** Start Data extract **

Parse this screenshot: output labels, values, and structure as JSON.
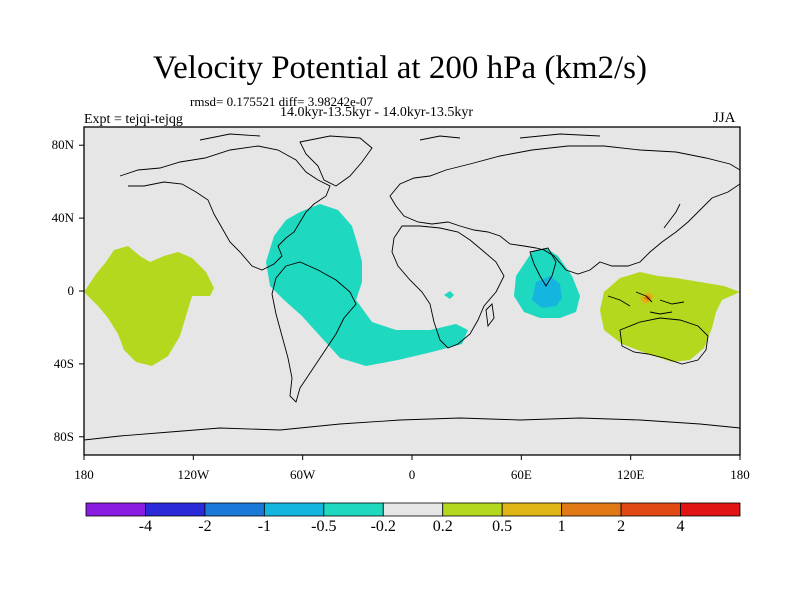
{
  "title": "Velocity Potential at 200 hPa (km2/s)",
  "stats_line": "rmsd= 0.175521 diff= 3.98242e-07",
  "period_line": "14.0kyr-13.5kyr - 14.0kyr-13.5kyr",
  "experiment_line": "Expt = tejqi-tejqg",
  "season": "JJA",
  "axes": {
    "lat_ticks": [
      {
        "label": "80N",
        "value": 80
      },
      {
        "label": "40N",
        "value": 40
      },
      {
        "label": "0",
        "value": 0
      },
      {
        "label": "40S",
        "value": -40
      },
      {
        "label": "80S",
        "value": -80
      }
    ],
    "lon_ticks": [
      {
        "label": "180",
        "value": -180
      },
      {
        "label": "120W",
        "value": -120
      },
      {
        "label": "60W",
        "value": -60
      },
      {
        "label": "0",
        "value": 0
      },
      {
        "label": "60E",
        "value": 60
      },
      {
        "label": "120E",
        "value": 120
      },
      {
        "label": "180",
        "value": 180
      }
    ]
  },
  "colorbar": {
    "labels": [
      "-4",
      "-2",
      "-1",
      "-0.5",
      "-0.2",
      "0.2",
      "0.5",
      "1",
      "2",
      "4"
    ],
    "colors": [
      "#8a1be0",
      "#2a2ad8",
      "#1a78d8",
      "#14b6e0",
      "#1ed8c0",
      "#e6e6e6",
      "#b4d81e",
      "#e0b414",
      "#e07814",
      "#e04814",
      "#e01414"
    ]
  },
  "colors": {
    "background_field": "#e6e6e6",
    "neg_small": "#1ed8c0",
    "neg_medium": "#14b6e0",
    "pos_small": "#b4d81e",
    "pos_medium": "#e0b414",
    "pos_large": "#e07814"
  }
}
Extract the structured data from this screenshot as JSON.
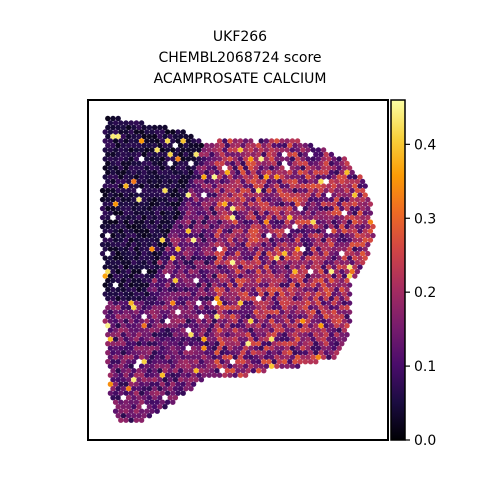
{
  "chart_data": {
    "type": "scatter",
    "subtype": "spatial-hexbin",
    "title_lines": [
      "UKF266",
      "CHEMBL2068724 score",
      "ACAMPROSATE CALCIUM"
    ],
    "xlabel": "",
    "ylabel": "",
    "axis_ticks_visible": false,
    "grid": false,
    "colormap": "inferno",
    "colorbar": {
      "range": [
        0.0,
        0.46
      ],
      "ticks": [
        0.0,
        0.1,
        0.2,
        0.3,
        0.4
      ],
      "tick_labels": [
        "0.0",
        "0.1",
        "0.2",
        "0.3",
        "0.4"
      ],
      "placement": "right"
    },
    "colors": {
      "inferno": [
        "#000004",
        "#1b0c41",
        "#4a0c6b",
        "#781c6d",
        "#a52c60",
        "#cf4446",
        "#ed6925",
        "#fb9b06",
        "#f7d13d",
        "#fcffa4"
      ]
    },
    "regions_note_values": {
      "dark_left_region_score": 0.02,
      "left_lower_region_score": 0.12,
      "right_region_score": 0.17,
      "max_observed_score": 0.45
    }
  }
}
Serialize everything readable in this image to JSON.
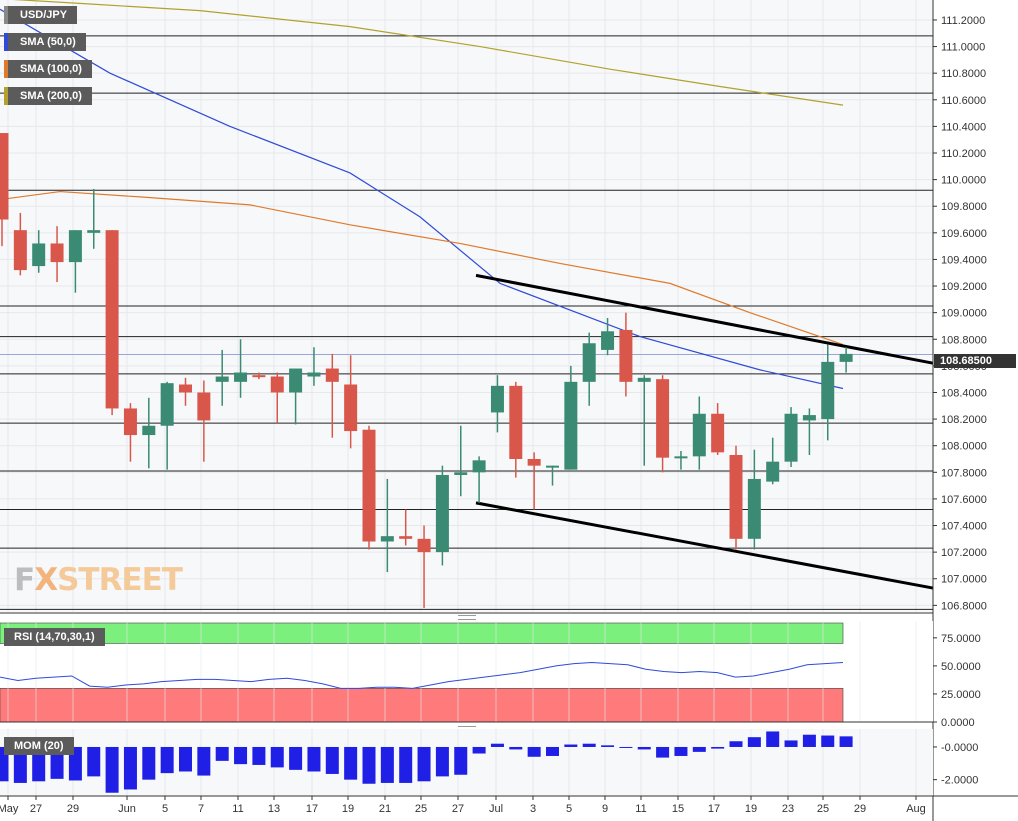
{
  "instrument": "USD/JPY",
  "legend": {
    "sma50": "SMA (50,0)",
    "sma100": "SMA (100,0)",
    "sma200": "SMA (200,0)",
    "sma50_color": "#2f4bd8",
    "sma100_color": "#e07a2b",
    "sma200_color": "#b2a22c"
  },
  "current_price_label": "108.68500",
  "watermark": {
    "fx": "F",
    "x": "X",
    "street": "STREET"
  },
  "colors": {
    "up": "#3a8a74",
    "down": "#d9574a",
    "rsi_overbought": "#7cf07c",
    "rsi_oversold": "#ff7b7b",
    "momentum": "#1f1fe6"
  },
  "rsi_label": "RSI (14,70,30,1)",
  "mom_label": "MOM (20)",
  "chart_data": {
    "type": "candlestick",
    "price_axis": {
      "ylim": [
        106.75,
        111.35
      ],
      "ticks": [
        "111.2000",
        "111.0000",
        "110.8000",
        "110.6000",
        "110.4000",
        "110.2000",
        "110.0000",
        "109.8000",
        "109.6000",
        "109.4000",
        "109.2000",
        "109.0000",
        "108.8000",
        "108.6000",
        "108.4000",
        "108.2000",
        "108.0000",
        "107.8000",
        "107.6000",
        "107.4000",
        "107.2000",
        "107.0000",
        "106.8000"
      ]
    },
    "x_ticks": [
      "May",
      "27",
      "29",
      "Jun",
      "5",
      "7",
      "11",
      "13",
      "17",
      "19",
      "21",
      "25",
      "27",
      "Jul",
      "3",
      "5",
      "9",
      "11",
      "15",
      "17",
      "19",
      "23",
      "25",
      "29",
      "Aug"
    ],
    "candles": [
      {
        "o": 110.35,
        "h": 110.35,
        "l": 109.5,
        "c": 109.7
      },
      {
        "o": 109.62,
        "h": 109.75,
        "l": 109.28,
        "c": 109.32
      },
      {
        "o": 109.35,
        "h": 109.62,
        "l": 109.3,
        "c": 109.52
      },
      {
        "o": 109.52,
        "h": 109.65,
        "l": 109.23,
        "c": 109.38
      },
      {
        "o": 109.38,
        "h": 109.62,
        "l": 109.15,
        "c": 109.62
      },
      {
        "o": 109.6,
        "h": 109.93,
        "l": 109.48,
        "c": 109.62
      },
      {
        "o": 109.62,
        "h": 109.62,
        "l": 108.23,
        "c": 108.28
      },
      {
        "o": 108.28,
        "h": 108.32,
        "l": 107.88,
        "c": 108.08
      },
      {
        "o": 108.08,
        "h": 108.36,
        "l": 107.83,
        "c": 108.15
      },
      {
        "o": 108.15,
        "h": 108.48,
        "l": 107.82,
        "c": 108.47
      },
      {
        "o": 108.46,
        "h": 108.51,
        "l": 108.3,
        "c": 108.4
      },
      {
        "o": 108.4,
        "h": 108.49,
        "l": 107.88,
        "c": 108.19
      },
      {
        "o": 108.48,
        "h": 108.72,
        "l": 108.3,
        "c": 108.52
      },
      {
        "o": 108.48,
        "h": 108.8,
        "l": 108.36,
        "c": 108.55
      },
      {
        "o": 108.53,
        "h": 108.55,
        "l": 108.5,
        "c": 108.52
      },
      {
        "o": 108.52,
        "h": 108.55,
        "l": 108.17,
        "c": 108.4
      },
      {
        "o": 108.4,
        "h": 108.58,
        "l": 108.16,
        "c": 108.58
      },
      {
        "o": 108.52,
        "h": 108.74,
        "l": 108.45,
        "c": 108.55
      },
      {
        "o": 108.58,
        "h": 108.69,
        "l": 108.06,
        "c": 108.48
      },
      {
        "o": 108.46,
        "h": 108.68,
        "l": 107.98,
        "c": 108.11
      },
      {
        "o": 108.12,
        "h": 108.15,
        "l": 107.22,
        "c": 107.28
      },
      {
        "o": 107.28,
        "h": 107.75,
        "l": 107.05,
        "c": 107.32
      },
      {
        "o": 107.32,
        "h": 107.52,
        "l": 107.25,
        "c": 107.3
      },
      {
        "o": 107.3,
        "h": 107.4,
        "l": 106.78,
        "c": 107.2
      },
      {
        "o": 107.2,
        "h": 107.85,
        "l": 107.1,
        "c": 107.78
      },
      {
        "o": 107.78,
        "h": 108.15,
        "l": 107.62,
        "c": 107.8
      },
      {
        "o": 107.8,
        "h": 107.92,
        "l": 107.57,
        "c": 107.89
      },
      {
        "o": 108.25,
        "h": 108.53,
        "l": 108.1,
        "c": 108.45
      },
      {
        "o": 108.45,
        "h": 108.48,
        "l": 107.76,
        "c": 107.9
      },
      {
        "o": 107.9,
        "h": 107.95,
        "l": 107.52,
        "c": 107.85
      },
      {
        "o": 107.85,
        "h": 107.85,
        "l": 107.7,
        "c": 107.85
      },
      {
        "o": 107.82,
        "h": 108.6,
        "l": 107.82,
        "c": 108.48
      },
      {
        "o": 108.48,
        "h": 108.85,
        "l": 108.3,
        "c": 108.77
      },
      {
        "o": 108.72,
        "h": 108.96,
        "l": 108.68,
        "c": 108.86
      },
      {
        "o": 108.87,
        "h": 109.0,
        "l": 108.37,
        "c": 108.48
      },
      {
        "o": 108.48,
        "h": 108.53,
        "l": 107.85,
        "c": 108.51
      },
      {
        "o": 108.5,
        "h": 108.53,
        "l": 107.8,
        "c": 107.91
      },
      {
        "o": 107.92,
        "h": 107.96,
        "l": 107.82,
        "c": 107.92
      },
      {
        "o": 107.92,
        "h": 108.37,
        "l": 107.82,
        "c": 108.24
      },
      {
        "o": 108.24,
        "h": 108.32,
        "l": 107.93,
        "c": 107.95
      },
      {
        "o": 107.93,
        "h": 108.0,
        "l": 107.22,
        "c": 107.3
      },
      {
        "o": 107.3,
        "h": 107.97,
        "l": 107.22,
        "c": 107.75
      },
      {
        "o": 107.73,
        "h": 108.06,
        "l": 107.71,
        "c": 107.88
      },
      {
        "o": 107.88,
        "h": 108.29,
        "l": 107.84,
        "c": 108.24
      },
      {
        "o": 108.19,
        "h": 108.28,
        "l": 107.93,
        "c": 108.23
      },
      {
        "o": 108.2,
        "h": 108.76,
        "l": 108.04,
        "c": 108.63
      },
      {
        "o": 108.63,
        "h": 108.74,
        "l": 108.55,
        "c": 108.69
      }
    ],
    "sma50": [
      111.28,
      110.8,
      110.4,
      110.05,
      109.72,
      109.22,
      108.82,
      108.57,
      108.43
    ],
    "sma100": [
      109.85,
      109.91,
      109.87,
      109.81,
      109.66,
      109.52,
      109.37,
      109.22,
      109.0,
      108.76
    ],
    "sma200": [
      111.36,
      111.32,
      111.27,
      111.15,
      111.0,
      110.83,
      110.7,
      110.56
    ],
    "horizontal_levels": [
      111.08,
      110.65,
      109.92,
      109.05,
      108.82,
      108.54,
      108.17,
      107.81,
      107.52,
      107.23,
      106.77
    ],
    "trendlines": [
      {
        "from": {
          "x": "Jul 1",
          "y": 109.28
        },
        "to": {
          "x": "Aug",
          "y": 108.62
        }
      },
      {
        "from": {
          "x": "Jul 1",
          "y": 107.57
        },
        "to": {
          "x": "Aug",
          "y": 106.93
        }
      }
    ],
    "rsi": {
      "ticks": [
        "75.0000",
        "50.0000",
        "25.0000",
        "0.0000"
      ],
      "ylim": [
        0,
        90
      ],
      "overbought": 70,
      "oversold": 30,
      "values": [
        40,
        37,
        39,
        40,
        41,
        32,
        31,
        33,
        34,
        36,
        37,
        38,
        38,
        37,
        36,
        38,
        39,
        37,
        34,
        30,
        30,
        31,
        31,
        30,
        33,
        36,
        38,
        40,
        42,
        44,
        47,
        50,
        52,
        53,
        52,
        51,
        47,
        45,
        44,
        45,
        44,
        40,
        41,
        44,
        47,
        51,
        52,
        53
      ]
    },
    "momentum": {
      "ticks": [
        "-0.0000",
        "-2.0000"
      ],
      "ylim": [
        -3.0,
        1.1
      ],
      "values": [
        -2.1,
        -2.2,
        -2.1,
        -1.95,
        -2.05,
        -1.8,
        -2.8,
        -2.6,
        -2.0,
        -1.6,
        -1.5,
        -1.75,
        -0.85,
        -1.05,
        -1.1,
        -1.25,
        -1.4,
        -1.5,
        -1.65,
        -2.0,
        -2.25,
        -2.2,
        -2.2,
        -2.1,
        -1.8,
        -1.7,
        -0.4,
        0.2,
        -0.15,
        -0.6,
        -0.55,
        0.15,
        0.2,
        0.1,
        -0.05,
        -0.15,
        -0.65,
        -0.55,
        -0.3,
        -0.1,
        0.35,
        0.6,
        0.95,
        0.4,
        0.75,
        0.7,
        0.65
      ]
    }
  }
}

** End Data extract **

What is needed: Check each line of the entries above for the word "screenshot". List the ones that have it.

The output:
Parse this screenshot: output labels, values, and structure as JSON.
Extract the structured data from this screenshot as JSON.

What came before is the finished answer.